┌─ Records provided

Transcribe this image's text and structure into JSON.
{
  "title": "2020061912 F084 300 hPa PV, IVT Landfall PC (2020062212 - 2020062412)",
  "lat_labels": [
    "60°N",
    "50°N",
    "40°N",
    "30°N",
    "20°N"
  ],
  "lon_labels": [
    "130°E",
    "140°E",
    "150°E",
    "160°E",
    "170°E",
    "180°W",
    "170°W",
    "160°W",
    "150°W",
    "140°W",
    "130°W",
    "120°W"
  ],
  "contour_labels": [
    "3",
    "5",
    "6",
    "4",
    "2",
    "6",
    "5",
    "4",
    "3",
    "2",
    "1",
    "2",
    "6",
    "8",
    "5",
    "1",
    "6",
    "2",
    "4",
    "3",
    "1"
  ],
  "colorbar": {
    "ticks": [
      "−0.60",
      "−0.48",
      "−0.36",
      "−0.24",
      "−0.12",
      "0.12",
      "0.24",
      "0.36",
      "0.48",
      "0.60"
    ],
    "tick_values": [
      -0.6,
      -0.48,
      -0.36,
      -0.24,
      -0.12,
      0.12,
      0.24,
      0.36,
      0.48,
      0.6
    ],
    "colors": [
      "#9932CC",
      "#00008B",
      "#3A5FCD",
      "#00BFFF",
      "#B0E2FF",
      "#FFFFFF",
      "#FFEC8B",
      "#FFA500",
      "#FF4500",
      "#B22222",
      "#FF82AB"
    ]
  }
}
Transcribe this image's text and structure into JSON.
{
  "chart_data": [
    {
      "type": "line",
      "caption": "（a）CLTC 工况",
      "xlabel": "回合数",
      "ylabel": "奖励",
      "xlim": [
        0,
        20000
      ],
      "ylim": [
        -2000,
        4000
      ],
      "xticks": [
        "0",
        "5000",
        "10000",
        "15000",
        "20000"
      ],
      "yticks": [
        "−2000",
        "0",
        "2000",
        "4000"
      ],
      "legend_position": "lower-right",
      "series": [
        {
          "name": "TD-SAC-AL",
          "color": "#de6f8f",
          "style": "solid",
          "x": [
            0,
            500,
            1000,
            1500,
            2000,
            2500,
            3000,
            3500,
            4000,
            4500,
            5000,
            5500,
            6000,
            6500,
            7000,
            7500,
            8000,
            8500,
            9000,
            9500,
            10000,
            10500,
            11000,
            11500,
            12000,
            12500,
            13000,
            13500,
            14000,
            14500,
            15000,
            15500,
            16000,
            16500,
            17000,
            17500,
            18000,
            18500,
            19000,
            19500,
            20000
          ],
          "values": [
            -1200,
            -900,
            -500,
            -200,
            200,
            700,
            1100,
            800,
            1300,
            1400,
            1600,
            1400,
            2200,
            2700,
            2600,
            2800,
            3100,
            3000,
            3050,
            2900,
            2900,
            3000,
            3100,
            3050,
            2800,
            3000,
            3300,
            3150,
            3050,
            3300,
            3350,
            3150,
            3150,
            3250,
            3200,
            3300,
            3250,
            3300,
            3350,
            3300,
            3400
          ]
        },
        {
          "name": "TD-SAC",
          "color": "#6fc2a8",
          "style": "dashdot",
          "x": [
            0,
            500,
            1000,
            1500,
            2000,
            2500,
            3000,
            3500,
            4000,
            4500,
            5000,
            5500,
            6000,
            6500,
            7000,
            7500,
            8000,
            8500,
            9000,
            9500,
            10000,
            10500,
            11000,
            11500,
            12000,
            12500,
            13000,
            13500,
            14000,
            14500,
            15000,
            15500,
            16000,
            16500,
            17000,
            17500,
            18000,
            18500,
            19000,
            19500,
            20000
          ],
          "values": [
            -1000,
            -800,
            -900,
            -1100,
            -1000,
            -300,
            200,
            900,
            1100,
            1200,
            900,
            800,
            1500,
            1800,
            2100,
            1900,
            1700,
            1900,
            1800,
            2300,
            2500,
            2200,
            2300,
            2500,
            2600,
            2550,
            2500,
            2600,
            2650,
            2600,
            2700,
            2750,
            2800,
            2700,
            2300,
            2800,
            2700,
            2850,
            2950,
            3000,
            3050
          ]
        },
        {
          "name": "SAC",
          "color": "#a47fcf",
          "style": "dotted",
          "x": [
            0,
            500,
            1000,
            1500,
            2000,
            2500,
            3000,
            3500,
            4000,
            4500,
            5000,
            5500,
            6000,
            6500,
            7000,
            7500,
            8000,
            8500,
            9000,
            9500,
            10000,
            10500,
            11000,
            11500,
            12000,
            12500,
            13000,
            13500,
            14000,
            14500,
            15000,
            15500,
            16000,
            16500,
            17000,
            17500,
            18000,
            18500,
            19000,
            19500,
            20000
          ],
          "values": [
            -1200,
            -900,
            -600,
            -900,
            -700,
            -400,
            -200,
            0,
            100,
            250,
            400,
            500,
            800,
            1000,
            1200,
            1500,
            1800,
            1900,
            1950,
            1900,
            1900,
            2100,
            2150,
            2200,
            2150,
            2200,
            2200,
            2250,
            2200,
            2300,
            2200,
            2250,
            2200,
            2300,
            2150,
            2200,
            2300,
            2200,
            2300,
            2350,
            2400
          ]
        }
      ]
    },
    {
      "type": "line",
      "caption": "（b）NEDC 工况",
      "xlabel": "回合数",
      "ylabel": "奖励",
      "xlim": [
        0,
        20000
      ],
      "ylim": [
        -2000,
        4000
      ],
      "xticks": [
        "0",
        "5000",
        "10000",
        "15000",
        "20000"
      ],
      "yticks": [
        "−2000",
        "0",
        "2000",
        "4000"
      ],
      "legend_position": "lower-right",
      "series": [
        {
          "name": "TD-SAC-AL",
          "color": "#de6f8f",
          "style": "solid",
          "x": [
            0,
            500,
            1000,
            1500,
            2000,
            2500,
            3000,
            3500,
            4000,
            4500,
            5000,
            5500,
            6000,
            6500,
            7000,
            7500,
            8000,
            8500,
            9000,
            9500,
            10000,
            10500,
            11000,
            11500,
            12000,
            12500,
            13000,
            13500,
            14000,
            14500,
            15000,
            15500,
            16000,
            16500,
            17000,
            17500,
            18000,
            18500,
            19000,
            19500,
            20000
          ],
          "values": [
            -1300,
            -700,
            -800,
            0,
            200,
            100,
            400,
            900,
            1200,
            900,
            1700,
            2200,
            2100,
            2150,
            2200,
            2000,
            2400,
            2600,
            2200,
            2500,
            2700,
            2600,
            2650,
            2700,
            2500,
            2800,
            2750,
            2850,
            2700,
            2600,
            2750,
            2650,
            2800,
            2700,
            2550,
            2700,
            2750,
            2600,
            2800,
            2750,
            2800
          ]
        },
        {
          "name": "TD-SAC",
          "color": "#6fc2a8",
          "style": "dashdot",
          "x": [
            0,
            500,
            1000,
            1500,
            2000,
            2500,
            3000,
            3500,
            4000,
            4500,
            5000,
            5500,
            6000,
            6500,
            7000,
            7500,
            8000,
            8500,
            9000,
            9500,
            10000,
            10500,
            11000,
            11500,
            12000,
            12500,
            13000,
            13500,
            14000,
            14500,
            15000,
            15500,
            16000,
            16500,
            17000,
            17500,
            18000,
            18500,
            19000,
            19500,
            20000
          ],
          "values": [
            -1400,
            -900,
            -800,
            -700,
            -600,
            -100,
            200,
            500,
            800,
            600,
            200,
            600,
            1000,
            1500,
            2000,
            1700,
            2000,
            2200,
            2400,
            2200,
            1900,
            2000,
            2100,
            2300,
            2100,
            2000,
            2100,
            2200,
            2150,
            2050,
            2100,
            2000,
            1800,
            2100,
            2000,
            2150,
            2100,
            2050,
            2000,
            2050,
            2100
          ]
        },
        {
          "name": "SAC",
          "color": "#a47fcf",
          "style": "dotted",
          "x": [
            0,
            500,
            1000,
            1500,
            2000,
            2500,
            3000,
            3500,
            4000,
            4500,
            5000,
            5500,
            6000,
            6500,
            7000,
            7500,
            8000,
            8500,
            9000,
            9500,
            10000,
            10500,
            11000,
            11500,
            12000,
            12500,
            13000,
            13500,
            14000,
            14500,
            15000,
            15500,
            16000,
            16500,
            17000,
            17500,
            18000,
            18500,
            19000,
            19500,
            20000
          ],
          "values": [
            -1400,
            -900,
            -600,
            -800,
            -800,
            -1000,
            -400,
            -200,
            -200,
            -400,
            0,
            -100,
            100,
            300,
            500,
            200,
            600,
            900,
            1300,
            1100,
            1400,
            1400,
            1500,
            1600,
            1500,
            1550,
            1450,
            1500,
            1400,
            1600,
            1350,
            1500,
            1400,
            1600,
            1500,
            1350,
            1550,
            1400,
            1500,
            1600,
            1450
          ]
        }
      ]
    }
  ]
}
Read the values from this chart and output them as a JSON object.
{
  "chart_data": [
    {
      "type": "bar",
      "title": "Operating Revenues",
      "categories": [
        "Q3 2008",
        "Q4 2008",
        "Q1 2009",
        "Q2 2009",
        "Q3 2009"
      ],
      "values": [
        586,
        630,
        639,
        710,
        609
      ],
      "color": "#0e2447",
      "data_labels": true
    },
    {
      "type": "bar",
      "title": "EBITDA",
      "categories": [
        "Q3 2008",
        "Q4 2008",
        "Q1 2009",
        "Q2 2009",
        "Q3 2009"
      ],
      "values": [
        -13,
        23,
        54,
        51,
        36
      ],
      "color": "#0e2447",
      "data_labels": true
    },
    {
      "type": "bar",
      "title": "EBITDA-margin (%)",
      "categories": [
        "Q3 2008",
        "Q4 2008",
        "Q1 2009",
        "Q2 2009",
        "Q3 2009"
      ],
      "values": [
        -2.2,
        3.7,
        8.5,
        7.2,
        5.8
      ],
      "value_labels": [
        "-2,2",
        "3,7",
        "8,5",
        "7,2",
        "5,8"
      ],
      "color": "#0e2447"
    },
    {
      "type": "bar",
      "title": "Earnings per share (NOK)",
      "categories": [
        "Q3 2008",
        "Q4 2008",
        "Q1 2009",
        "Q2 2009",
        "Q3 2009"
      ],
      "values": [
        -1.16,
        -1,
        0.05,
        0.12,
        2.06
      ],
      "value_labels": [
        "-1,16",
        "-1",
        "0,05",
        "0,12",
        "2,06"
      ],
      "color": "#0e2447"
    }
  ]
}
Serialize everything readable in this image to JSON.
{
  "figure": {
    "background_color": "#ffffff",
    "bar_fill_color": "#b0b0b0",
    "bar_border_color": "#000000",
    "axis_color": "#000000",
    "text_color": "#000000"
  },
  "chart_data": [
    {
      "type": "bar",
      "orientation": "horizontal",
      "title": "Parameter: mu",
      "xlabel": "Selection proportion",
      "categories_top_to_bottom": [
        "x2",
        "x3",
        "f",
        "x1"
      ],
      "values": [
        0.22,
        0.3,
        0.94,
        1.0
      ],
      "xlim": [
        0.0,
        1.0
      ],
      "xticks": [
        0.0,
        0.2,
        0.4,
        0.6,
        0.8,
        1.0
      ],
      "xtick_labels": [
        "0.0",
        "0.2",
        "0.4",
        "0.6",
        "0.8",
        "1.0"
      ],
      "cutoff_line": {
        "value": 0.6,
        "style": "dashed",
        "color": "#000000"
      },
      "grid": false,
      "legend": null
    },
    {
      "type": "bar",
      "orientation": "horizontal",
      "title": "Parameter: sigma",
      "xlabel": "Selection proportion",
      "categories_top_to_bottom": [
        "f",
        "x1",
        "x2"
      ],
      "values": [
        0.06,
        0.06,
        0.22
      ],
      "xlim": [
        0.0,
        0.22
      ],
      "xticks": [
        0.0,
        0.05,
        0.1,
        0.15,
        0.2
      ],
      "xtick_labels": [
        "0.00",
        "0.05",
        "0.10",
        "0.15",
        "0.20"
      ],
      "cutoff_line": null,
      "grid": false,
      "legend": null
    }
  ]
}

└─

**Objective:** Copy each line of the records that contains the word "JSON".

**Response to this exercise:**
Transcribe this image's text and structure into JSON.
Transcribe this image's text and structure into JSON.
Read the values from this chart and output them as a JSON object.
Serialize everything readable in this image to JSON.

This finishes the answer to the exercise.